→ Exercise objective:
Extract every entry word for word. Skip the pictures.

+===+

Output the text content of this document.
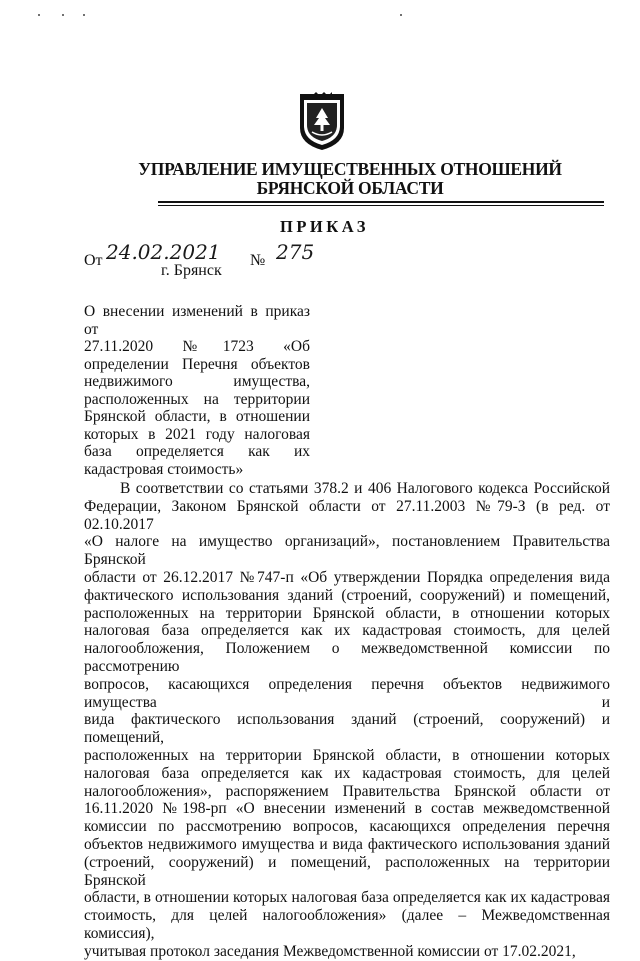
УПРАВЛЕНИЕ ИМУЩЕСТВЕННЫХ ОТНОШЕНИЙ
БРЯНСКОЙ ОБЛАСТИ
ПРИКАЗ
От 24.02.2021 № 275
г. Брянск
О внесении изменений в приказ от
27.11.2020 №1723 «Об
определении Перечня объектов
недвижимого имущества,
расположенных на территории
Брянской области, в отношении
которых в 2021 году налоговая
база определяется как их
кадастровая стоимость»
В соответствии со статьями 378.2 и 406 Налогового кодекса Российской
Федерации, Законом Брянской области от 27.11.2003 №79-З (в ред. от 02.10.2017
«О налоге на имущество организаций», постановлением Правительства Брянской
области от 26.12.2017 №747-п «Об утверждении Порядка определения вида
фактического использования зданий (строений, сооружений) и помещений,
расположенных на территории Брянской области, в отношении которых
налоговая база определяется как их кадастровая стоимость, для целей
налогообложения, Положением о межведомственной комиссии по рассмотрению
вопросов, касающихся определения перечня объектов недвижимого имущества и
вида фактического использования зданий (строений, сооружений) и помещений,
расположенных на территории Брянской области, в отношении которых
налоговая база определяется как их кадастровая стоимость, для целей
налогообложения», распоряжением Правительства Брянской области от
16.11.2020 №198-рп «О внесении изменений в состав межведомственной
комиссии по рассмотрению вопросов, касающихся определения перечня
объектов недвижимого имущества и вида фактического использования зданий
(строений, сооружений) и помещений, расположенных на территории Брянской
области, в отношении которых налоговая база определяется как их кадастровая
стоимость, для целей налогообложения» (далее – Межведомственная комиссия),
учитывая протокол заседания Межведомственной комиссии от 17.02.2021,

+===+

→ The solution:
Output the text content of this document.
УПРАВЛЕНИЕ ИМУЩЕСТВЕННЫХ ОТНОШЕНИЙ
БРЯНСКОЙ ОБЛАСТИ
ПРИКАЗ
От 24.02.2021 № 275
г. Брянск
О внесении изменений в приказ от
27.11.2020 №1723 «Об
определении Перечня объектов
недвижимого имущества,
расположенных на территории
Брянской области, в отношении
которых в 2021 году налоговая
база определяется как их
кадастровая стоимость»
В соответствии со статьями 378.2 и 406 Налогового кодекса Российской
Федерации, Законом Брянской области от 27.11.2003 №79-З (в ред. от 02.10.2017
«О налоге на имущество организаций», постановлением Правительства Брянской
области от 26.12.2017 №747-п «Об утверждении Порядка определения вида
фактического использования зданий (строений, сооружений) и помещений,
расположенных на территории Брянской области, в отношении которых
налоговая база определяется как их кадастровая стоимость, для целей
налогообложения, Положением о межведомственной комиссии по рассмотрению
вопросов, касающихся определения перечня объектов недвижимого имущества и
вида фактического использования зданий (строений, сооружений) и помещений,
расположенных на территории Брянской области, в отношении которых
налоговая база определяется как их кадастровая стоимость, для целей
налогообложения», распоряжением Правительства Брянской области от
16.11.2020 №198-рп «О внесении изменений в состав межведомственной
комиссии по рассмотрению вопросов, касающихся определения перечня
объектов недвижимого имущества и вида фактического использования зданий
(строений, сооружений) и помещений, расположенных на территории Брянской
области, в отношении которых налоговая база определяется как их кадастровая
стоимость, для целей налогообложения» (далее – Межведомственная комиссия),
учитывая протокол заседания Межведомственной комиссии от 17.02.2021,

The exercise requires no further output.